··· Data to process ···
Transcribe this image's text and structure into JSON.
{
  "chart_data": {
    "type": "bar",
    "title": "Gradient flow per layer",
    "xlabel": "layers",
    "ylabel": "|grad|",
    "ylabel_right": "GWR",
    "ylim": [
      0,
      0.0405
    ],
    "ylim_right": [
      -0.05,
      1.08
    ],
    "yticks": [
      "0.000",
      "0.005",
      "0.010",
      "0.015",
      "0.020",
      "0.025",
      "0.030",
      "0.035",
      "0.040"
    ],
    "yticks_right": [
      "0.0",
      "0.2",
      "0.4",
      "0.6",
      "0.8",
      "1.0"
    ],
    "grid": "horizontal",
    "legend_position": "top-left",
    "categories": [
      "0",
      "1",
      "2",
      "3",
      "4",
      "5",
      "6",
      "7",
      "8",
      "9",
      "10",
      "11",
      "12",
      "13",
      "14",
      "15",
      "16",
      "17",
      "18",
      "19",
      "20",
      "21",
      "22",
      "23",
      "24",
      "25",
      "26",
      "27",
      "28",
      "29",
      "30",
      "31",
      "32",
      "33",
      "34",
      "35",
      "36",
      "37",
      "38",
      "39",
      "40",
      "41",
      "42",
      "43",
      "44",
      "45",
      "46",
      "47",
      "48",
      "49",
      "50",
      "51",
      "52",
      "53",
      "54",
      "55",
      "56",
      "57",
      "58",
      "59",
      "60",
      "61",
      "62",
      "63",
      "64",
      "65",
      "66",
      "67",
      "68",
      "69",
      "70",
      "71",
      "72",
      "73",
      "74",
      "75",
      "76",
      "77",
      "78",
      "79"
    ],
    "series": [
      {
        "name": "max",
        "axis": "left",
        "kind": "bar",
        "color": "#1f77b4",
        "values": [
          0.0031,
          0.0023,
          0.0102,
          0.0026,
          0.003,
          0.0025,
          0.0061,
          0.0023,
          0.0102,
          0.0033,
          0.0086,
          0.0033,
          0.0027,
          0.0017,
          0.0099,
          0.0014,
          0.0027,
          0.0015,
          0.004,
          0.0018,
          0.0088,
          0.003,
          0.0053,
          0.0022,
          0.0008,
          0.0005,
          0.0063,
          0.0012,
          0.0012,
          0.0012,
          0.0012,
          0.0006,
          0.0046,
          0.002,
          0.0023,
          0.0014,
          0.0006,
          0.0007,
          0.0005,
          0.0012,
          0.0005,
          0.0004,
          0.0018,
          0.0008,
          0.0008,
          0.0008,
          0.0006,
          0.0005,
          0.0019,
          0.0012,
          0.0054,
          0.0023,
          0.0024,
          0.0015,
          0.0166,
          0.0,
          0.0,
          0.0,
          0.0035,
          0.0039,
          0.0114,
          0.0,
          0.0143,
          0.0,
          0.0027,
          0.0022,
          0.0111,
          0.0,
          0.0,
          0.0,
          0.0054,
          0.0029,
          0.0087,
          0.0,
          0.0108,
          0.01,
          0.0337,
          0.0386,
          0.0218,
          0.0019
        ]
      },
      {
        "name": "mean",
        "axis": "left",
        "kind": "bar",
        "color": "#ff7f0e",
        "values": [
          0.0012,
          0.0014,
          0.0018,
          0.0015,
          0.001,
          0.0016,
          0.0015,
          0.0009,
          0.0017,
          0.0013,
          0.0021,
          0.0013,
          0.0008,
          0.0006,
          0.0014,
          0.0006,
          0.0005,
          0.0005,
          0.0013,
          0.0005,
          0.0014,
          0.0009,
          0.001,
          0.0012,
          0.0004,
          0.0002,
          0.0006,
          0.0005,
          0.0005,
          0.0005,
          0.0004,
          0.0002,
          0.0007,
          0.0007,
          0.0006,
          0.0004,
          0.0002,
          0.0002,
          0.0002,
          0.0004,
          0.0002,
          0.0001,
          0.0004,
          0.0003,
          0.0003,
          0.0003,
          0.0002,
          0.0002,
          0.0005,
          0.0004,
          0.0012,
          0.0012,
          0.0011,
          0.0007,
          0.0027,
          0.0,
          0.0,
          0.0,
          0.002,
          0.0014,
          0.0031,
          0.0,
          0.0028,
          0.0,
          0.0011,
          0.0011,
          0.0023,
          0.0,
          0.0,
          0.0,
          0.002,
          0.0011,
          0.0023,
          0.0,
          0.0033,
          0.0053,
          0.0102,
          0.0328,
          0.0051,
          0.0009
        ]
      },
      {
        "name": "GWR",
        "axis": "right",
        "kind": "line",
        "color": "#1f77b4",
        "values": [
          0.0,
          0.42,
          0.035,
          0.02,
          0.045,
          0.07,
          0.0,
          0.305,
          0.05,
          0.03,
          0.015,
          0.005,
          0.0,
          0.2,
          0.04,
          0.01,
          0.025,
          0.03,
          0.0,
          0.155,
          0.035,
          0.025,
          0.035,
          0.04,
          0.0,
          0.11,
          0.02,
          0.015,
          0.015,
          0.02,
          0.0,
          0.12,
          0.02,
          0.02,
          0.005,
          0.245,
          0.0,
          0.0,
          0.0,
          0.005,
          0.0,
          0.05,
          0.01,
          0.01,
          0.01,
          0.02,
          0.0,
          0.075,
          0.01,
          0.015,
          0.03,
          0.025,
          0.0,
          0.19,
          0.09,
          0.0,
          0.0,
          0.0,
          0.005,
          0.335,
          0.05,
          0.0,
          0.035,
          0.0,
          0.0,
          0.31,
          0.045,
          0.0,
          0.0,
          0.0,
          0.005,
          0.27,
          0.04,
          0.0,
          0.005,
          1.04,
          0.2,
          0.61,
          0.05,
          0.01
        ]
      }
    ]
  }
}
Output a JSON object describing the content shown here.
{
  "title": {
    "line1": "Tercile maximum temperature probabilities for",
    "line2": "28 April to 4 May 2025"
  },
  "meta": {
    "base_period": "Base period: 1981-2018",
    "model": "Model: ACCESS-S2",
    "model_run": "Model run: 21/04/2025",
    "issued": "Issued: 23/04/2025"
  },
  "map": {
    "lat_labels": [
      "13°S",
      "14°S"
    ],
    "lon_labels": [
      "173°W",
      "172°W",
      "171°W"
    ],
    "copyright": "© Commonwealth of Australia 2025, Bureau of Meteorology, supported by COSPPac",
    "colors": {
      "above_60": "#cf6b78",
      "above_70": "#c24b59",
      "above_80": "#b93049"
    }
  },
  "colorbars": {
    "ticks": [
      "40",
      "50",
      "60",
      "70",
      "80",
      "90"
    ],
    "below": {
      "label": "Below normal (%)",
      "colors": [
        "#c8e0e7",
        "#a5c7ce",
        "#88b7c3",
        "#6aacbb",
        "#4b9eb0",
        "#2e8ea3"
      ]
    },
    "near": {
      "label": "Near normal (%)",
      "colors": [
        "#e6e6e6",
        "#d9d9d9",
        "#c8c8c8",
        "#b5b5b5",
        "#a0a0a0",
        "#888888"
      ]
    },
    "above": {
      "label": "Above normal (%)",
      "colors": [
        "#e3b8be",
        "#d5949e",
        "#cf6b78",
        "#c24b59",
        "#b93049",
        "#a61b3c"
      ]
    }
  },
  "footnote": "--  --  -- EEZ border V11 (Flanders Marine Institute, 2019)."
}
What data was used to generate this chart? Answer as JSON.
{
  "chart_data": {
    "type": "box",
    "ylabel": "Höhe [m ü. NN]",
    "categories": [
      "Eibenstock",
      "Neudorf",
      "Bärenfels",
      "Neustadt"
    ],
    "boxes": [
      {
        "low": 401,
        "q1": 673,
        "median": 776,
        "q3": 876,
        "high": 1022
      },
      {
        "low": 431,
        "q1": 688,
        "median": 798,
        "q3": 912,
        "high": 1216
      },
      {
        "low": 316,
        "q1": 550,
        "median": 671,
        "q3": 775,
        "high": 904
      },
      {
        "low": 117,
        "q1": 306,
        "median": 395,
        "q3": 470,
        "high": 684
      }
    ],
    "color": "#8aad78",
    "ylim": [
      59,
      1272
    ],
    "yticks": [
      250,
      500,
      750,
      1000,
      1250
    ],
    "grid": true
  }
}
···
__Exercise aim__: From the listing above, pick out each line where the word "this" appears.

__Problem solution__:
Transcribe this image's text and structure into JSON.
What data was used to generate this chart? Answer as JSON.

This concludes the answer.